Tally all lines containing the word "бюджета". Give the number alone.

(Collection entries)
——————

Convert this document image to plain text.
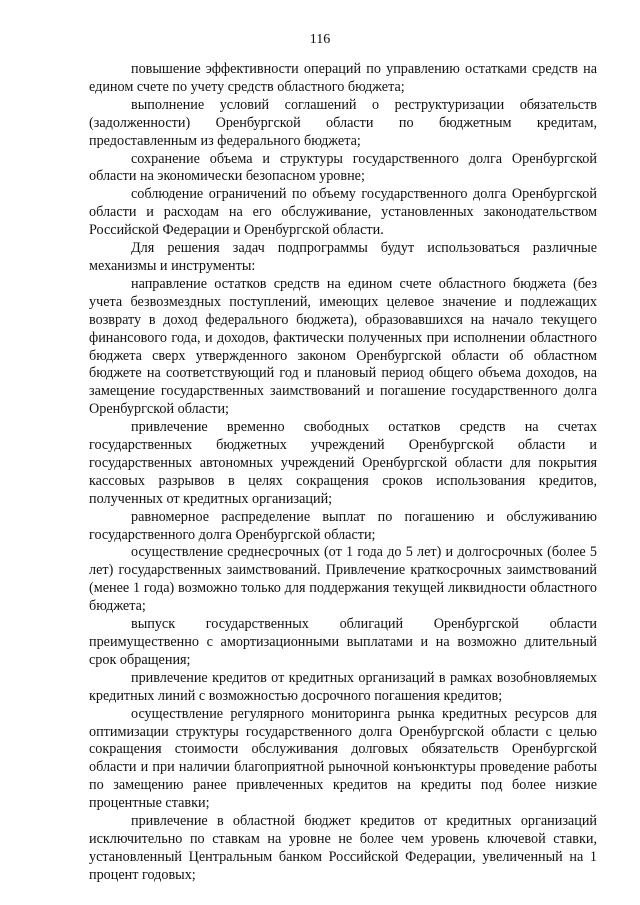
116

повышение эффективности операций по управлению остатками средств на едином счете по учету средств областного бюджета;

выполнение условий соглашений о реструктуризации обязательств (задолженности) Оренбургской области по бюджетным кредитам, предоставленным из федерального бюджета;

сохранение объема и структуры государственного долга Оренбургской области на экономически безопасном уровне;

соблюдение ограничений по объему государственного долга Оренбургской области и расходам на его обслуживание, установленных законодательством Российской Федерации и Оренбургской области.

Для решения задач подпрограммы будут использоваться различные механизмы и инструменты:

направление остатков средств на едином счете областного бюджета (без учета безвозмездных поступлений, имеющих целевое значение и подлежащих возврату в доход федерального бюджета), образовавшихся на начало текущего финансового года, и доходов, фактически полученных при исполнении областного бюджета сверх утвержденного законом Оренбургской области об областном бюджете на соответствующий год и плановый период общего объема доходов, на замещение государственных заимствований и погашение государственного долга Оренбургской области;

привлечение временно свободных остатков средств на счетах государственных бюджетных учреждений Оренбургской области и государственных автономных учреждений Оренбургской области для покрытия кассовых разрывов в целях сокращения сроков использования кредитов, полученных от кредитных организаций;

равномерное распределение выплат по погашению и обслуживанию государственного долга Оренбургской области;

осуществление среднесрочных (от 1 года до 5 лет) и долгосрочных (более 5 лет) государственных заимствований. Привлечение краткосрочных заимствований (менее 1 года) возможно только для поддержания текущей ликвидности областного бюджета;

выпуск государственных облигаций Оренбургской области преимущественно с амортизационными выплатами и на возможно длительный срок обращения;

привлечение кредитов от кредитных организаций в рамках возобновляемых кредитных линий с возможностью досрочного погашения кредитов;

осуществление регулярного мониторинга рынка кредитных ресурсов для оптимизации структуры государственного долга Оренбургской области с целью сокращения стоимости обслуживания долговых обязательств Оренбургской области и при наличии благоприятной рыночной конъюнктуры проведение работы по замещению ранее привлеченных кредитов на кредиты под более низкие процентные ставки;

привлечение в областной бюджет кредитов от кредитных организаций исключительно по ставкам на уровне не более чем уровень ключевой ставки, установленный Центральным банком Российской Федерации, увеличенный на 1 процент годовых;
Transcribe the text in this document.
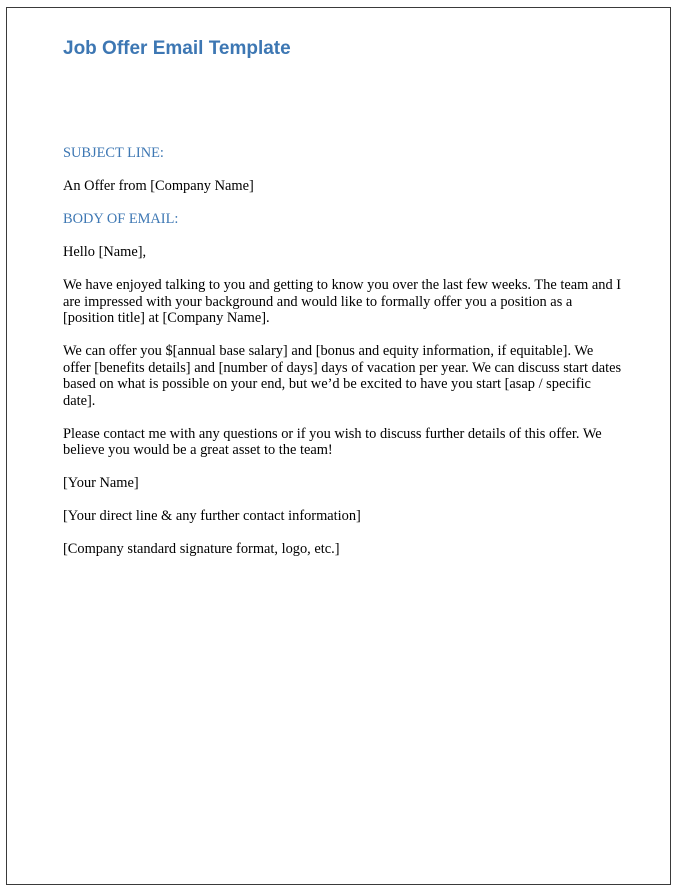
Job Offer Email Template

SUBJECT LINE:

An Offer from [Company Name]

BODY OF EMAIL:

Hello [Name],

We have enjoyed talking to you and getting to know you over the last few weeks. The team and I are impressed with your background and would like to formally offer you a position as a [position title] at [Company Name].

We can offer you $[annual base salary] and [bonus and equity information, if equitable]. We offer [benefits details] and [number of days] days of vacation per year. We can discuss start dates based on what is possible on your end, but we’d be excited to have you start [asap / specific date].

Please contact me with any questions or if you wish to discuss further details of this offer. We believe you would be a great asset to the team!

[Your Name]

[Your direct line & any further contact information]

[Company standard signature format, logo, etc.]
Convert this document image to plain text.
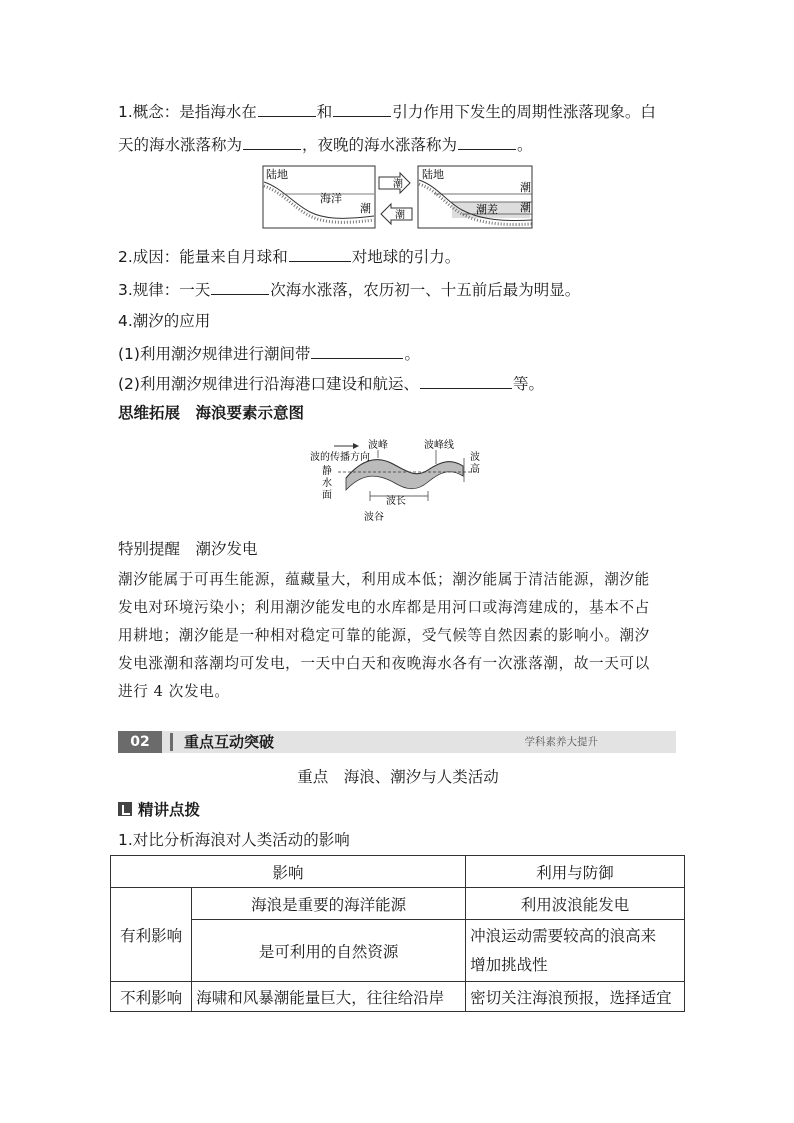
1.概念：是指海水在	和	引力作用下发生的周期性涨落现象。白
天的海水涨落称为	，夜晚的海水涨落称为	。
陆地
海洋
潮
潮
潮
陆地
潮
潮
潮差
2.成因：能量来自月球和	对地球的引力。
3.规律：一天	次海水涨落，农历初一、十五前后最为明显。
4.潮汐的应用
(1)利用潮汐规律进行潮间带	。
(2)利用潮汐规律进行沿海港口建设和航运、	等。
思维拓展　海浪要素示意图
波的传播方向
波峰	波峰线
波
高
静
水
面
波长
波谷
特别提醒　潮汐发电
潮汐能属于可再生能源，蕴藏量大，利用成本低；潮汐能属于清洁能源，潮汐能
发电对环境污染小；利用潮汐能发电的水库都是用河口或海湾建成的，基本不占
用耕地；潮汐能是一种相对稳定可靠的能源，受气候等自然因素的影响小。潮汐
发电涨潮和落潮均可发电，一天中白天和夜晚海水各有一次涨落潮，故一天可以
进行 4 次发电。
02	重点互动突破	学科素养大提升
重点　海浪、潮汐与人类活动
精讲点拨
1.对比分析海浪对人类活动的影响
影响		利用与防御
有利影响	海浪是重要的海洋能源	利用波浪能发电
	是可利用的自然资源	冲浪运动需要较高的浪高来
增加挑战性

不利影响	海啸和风暴潮能量巨大，往往给沿岸	密切关注海浪预报，选择适宜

——————

Task answer -
4